(Items from a data source)
* * *

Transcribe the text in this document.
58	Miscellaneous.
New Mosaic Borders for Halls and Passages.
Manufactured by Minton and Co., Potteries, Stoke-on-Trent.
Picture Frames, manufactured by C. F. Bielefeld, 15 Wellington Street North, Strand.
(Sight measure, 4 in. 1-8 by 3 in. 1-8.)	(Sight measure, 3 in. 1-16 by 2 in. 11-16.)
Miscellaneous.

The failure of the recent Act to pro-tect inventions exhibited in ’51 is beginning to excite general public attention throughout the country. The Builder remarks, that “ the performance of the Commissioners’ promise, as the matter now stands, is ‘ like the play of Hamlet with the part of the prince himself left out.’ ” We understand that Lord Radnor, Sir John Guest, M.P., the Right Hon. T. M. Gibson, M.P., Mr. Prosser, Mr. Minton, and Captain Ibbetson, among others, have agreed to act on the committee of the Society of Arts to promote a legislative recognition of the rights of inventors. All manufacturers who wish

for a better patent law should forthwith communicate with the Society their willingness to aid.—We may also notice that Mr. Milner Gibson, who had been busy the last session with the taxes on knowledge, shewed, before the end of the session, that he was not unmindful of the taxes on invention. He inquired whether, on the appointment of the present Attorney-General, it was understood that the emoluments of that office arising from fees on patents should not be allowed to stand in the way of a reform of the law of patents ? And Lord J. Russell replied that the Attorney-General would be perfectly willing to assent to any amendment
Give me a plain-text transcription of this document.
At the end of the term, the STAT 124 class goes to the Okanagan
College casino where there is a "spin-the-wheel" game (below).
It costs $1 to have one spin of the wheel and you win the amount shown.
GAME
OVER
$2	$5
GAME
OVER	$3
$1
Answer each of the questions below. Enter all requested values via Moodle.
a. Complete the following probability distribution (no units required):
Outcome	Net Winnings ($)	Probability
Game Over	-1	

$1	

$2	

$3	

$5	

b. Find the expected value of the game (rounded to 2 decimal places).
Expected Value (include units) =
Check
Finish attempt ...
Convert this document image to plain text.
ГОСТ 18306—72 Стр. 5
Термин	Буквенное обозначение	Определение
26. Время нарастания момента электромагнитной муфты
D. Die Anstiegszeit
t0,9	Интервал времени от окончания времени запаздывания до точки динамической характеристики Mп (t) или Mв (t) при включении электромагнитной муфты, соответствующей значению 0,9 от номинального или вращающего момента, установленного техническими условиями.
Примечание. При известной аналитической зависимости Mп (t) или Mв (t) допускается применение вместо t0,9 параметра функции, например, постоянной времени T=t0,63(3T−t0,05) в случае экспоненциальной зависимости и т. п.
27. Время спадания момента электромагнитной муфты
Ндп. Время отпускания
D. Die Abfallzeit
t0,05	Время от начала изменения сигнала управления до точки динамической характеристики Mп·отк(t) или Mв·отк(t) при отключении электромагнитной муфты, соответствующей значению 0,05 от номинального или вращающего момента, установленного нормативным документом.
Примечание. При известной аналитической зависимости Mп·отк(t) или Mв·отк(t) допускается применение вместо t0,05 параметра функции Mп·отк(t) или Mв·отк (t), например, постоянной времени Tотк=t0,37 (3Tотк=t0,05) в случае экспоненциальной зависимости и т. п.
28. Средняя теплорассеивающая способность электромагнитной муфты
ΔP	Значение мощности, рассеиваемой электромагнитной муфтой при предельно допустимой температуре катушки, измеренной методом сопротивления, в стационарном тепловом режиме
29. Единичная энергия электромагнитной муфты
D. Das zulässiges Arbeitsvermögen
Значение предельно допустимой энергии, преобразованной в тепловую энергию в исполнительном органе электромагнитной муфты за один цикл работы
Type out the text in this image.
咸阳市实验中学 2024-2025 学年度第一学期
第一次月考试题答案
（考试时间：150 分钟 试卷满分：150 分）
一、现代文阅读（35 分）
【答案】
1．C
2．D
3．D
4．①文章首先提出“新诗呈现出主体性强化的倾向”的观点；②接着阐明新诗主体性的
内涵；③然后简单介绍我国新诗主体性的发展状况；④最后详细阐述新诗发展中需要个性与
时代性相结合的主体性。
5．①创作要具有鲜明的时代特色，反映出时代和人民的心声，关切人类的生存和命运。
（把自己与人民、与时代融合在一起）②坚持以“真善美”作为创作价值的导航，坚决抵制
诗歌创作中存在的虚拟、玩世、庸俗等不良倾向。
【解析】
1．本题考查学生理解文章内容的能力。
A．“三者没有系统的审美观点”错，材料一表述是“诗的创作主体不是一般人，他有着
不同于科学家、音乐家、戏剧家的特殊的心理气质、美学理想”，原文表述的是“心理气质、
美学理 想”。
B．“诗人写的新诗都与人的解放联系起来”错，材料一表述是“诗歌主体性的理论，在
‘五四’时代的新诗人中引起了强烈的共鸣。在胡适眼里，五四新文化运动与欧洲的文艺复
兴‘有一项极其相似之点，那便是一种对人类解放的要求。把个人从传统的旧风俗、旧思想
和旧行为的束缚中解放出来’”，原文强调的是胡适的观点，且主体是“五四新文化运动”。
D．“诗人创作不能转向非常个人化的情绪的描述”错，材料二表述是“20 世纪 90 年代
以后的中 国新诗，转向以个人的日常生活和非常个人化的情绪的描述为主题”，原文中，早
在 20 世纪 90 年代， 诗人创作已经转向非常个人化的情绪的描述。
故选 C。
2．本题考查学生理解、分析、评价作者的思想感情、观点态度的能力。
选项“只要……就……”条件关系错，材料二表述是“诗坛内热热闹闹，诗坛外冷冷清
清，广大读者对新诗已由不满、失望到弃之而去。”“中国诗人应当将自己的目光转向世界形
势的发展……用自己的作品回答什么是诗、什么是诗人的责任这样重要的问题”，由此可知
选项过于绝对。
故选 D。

* * *

Exercise description.
Of all the lines in the listing above, how many contain the word "экспоненциальной"? Answer with the number alone.

Result below.
2